> [Exercise prompt]:
Copy out exactly the lines running from the one with "Transcribe this image's" through the final line, both ends included, and nothing else. Pictures stay out of the copy.

(Extracted records)
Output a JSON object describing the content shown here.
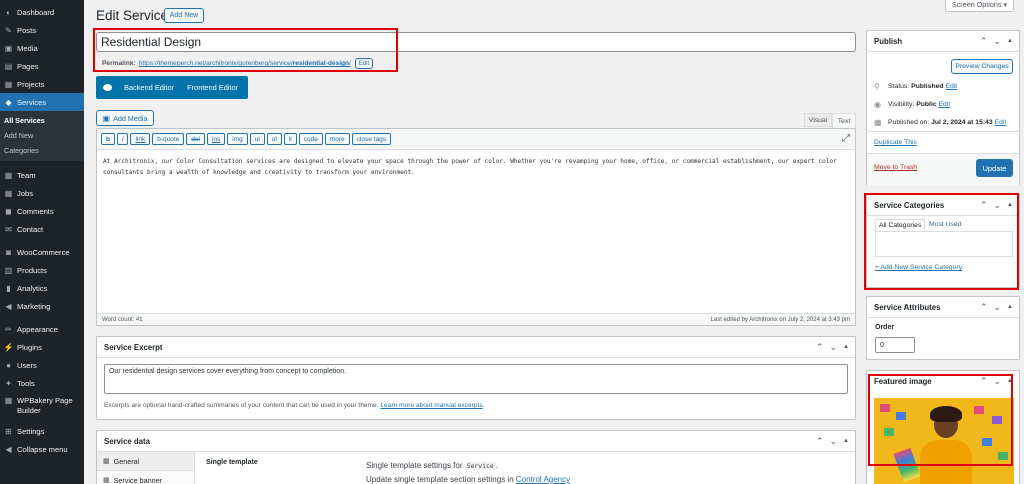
{
  "sidebar": {
    "items": [
      {
        "label": "Dashboard",
        "icon": "dashboard-icon",
        "glyph": "◐"
      },
      {
        "label": "Posts",
        "icon": "pin-icon",
        "glyph": "✎"
      },
      {
        "label": "Media",
        "icon": "media-icon",
        "glyph": "▣"
      },
      {
        "label": "Pages",
        "icon": "pages-icon",
        "glyph": "▤"
      },
      {
        "label": "Projects",
        "icon": "projects-icon",
        "glyph": "▦"
      },
      {
        "label": "Services",
        "icon": "services-icon",
        "glyph": "◆"
      },
      {
        "label": "Team",
        "icon": "team-icon",
        "glyph": "▦"
      },
      {
        "label": "Jobs",
        "icon": "jobs-icon",
        "glyph": "▦"
      },
      {
        "label": "Comments",
        "icon": "comments-icon",
        "glyph": "◼"
      },
      {
        "label": "Contact",
        "icon": "contact-icon",
        "glyph": "✉"
      },
      {
        "label": "WooCommerce",
        "icon": "woocommerce-icon",
        "glyph": "◙"
      },
      {
        "label": "Products",
        "icon": "products-icon",
        "glyph": "▥"
      },
      {
        "label": "Analytics",
        "icon": "analytics-icon",
        "glyph": "▮"
      },
      {
        "label": "Marketing",
        "icon": "marketing-icon",
        "glyph": "◀"
      },
      {
        "label": "Appearance",
        "icon": "appearance-icon",
        "glyph": "✏"
      },
      {
        "label": "Plugins",
        "icon": "plugins-icon",
        "glyph": "⚡"
      },
      {
        "label": "Users",
        "icon": "users-icon",
        "glyph": "●"
      },
      {
        "label": "Tools",
        "icon": "tools-icon",
        "glyph": "✦"
      },
      {
        "label": "WPBakery Page Builder",
        "icon": "wpbakery-icon",
        "glyph": "▦"
      },
      {
        "label": "Settings",
        "icon": "settings-icon",
        "glyph": "⊞"
      },
      {
        "label": "Collapse menu",
        "icon": "collapse-icon",
        "glyph": "◀"
      }
    ],
    "submenu": [
      "All Services",
      "Add New",
      "Categories"
    ]
  },
  "header": {
    "title": "Edit Service",
    "add_new": "Add New",
    "screen_options": "Screen Options ▾"
  },
  "post": {
    "title": "Residential Design",
    "permalink_label": "Permalink:",
    "permalink_base": "https://themeperch.net/architronix/gutenberg/service/",
    "permalink_slug": "residential-design",
    "permalink_end": "/",
    "edit_label": "Edit"
  },
  "builder": {
    "backend": "Backend Editor",
    "frontend": "Frontend Editor"
  },
  "editor": {
    "add_media": "Add Media",
    "tab_visual": "Visual",
    "tab_text": "Text",
    "quicktags": [
      "b",
      "i",
      "link",
      "b-quote",
      "del",
      "ins",
      "img",
      "ul",
      "ol",
      "li",
      "code",
      "more",
      "close tags"
    ],
    "content": "At Architronix, our Color Consultation services are designed to elevate your space through the power of color. Whether you're revamping your home, office, or commercial establishment, our expert color consultants bring a wealth of knowledge and creativity to transform your environment.",
    "word_count": "Word count: 41",
    "last_edited": "Last edited by Architronix on July 2, 2024 at 3:43 pm"
  },
  "excerpt": {
    "title": "Service Excerpt",
    "value": "Our residential design services cover everything from concept to completion.",
    "help": "Excerpts are optional hand-crafted summaries of your content that can be used in your theme.",
    "help_link": "Learn more about manual excerpts",
    "help_end": "."
  },
  "service_data": {
    "title": "Service data",
    "tabs": [
      "General",
      "Service banner"
    ],
    "field_label": "Single template",
    "desc1_pre": "Single template settings for",
    "desc1_code": "Service",
    "desc1_post": ".",
    "desc2_pre": "Update single template section settings in",
    "desc2_link": "Control Agency"
  },
  "publish": {
    "title": "Publish",
    "preview": "Preview Changes",
    "status_label": "Status:",
    "status_value": "Published",
    "visibility_label": "Visibility:",
    "visibility_value": "Public",
    "published_label": "Published on:",
    "published_value": "Jul 2, 2024 at 15:43",
    "edit": "Edit",
    "duplicate": "Duplicate This",
    "trash": "Move to Trash",
    "update": "Update"
  },
  "categories": {
    "title": "Service Categories",
    "tab_all": "All Categories",
    "tab_used": "Most Used",
    "add_new": "+ Add New Service Category"
  },
  "attributes": {
    "title": "Service Attributes",
    "order_label": "Order",
    "order_value": "0"
  },
  "featured": {
    "title": "Featured image"
  },
  "colors": {
    "sidebar": "#1d2327",
    "active": "#2271b1",
    "highlight": "#e00000",
    "update": "#2271b1",
    "trash": "#b32d2e",
    "featured_bg": "#f2b718"
  }
}
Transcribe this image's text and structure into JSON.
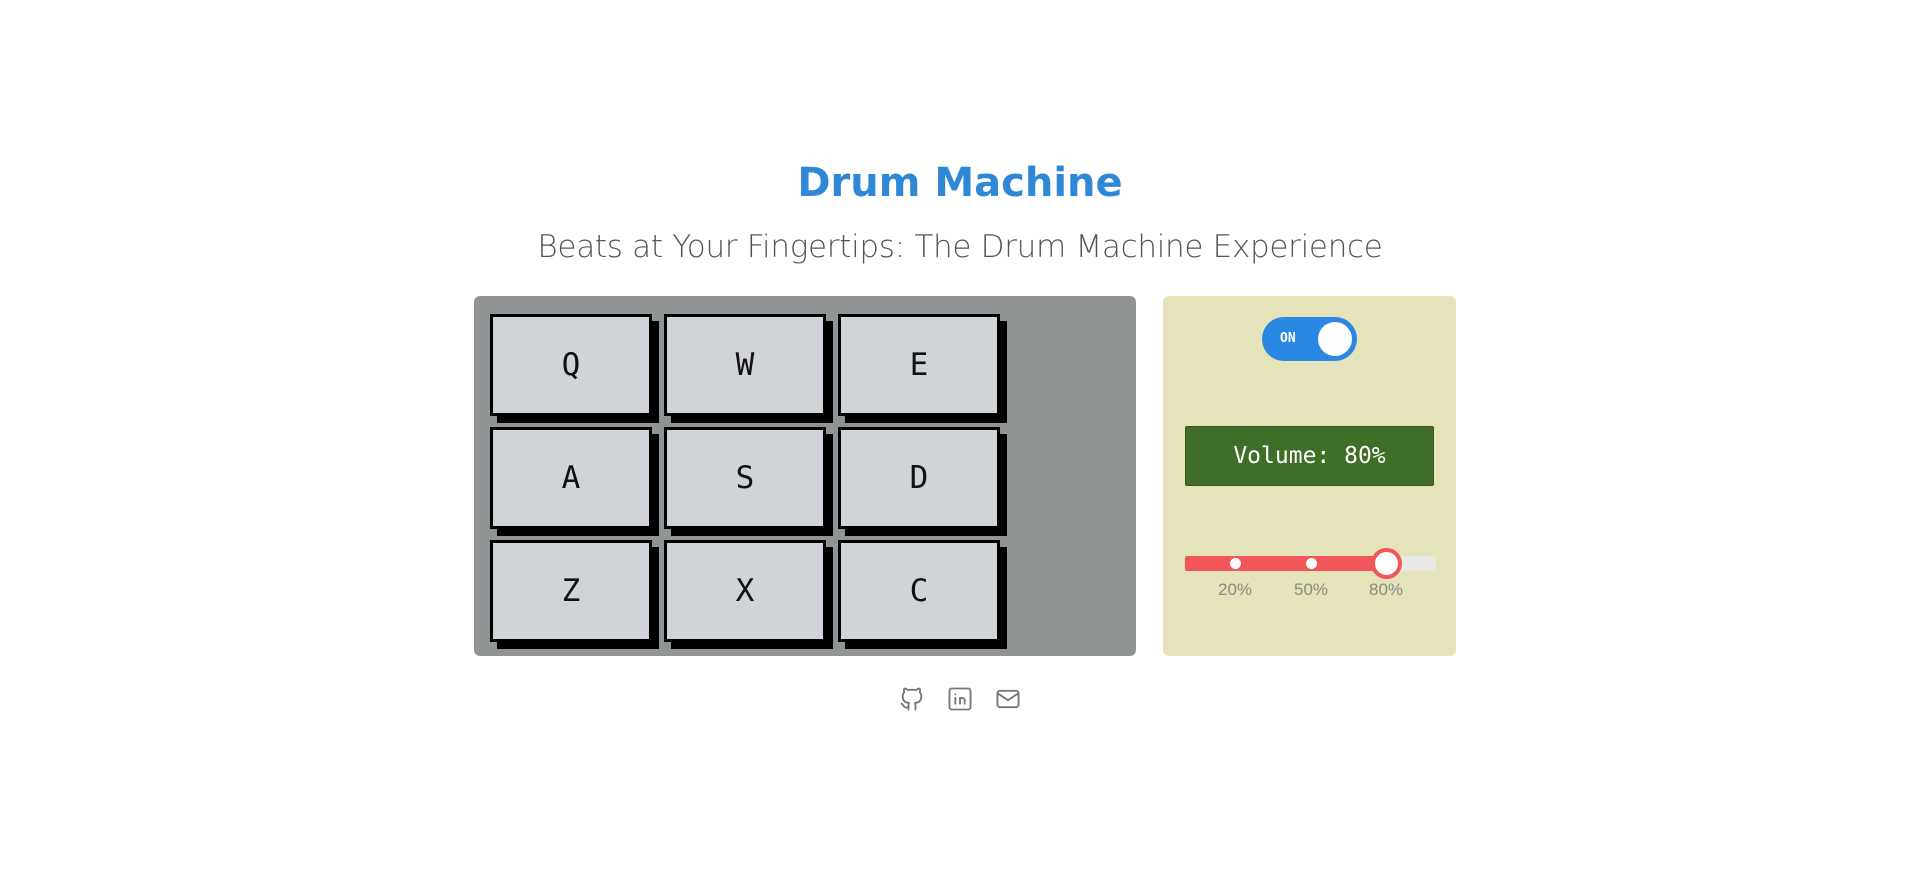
{
  "header": {
    "title": "Drum Machine",
    "subtitle": "Beats at Your Fingertips: The Drum Machine Experience"
  },
  "pads": [
    {
      "key": "Q"
    },
    {
      "key": "W"
    },
    {
      "key": "E"
    },
    {
      "key": "A"
    },
    {
      "key": "S"
    },
    {
      "key": "D"
    },
    {
      "key": "Z"
    },
    {
      "key": "X"
    },
    {
      "key": "C"
    }
  ],
  "controls": {
    "power": {
      "label": "ON",
      "state": "on"
    },
    "display": "Volume: 80%",
    "volume": {
      "value": 80,
      "marks": [
        {
          "value": 20,
          "label": "20%"
        },
        {
          "value": 50,
          "label": "50%"
        },
        {
          "value": 80,
          "label": "80%"
        }
      ]
    }
  },
  "footer": {
    "links": [
      {
        "icon": "github-icon"
      },
      {
        "icon": "linkedin-icon"
      },
      {
        "icon": "mail-icon"
      }
    ]
  },
  "colors": {
    "title": "#2f88d6",
    "pad_bank_bg": "#909495",
    "pad_bg": "#d0d3d8",
    "controls_bg": "#e4e3b9",
    "toggle_on": "#2a88e2",
    "display_bg": "#3f6e26",
    "slider_fill": "#f15658"
  }
}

> [Result]:
Transcribe this image's text and structure into JSON.
{
  "header": {
    "title": "Drum Machine",
    "subtitle": "Beats at Your Fingertips: The Drum Machine Experience"
  },
  "pads": [
    {
      "key": "Q"
    },
    {
      "key": "W"
    },
    {
      "key": "E"
    },
    {
      "key": "A"
    },
    {
      "key": "S"
    },
    {
      "key": "D"
    },
    {
      "key": "Z"
    },
    {
      "key": "X"
    },
    {
      "key": "C"
    }
  ],
  "controls": {
    "power": {
      "label": "ON",
      "state": "on"
    },
    "display": "Volume: 80%",
    "volume": {
      "value": 80,
      "marks": [
        {
          "value": 20,
          "label": "20%"
        },
        {
          "value": 50,
          "label": "50%"
        },
        {
          "value": 80,
          "label": "80%"
        }
      ]
    }
  },
  "footer": {
    "links": [
      {
        "icon": "github-icon"
      },
      {
        "icon": "linkedin-icon"
      },
      {
        "icon": "mail-icon"
      }
    ]
  },
  "colors": {
    "title": "#2f88d6",
    "pad_bank_bg": "#909495",
    "pad_bg": "#d0d3d8",
    "controls_bg": "#e4e3b9",
    "toggle_on": "#2a88e2",
    "display_bg": "#3f6e26",
    "slider_fill": "#f15658"
  }
}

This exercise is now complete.